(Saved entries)
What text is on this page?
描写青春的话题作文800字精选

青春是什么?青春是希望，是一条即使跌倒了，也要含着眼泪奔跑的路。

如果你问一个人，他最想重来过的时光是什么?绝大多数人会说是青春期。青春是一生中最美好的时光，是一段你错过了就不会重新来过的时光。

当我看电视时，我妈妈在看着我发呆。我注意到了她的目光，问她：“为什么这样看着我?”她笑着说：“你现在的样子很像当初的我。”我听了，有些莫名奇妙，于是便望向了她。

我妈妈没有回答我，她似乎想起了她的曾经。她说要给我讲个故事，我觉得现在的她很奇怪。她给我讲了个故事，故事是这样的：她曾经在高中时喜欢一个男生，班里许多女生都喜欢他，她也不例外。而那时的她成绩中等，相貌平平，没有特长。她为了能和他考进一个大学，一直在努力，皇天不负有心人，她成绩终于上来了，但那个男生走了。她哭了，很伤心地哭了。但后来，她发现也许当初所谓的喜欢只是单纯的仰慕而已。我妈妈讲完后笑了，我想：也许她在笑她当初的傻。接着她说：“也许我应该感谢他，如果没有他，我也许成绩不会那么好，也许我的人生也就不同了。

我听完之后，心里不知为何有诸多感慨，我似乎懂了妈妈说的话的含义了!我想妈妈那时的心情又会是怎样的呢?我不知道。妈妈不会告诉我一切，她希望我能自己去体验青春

### WORK TO COMPLETE
Each entry above is to be quoted exactly.

### REPLY TO THE EXERCISE
What text is on this page?
描写青春的话题作文800字精选

青春是什么?青春是希望，是一条即使跌倒了，也要含着眼泪奔跑的路。

如果你问一个人，他最想重来过的时光是什么?绝大多数人会说是青春期。青春是一生中最美好的时光，是一段你错过了就不会重新来过的时光。

当我看电视时，我妈妈在看着我发呆。我注意到了她的目光，问她：“为什么这样看着我?”她笑着说：“你现在的样子很像当初的我。”我听了，有些莫名奇妙，于是便望向了她。

我妈妈没有回答我，她似乎想起了她的曾经。她说要给我讲个故事，我觉得现在的她很奇怪。她给我讲了个故事，故事是这样的：她曾经在高中时喜欢一个男生，班里许多女生都喜欢他，她也不例外。而那时的她成绩中等，相貌平平，没有特长。她为了能和他考进一个大学，一直在努力，皇天不负有心人，她成绩终于上来了，但那个男生走了。她哭了，很伤心地哭了。但后来，她发现也许当初所谓的喜欢只是单纯的仰慕而已。我妈妈讲完后笑了，我想：也许她在笑她当初的傻。接着她说：“也许我应该感谢他，如果没有他，我也许成绩不会那么好，也许我的人生也就不同了。

我听完之后，心里不知为何有诸多感慨，我似乎懂了妈妈说的话的含义了!我想妈妈那时的心情又会是怎样的呢?我不知道。妈妈不会告诉我一切，她希望我能自己去体验青春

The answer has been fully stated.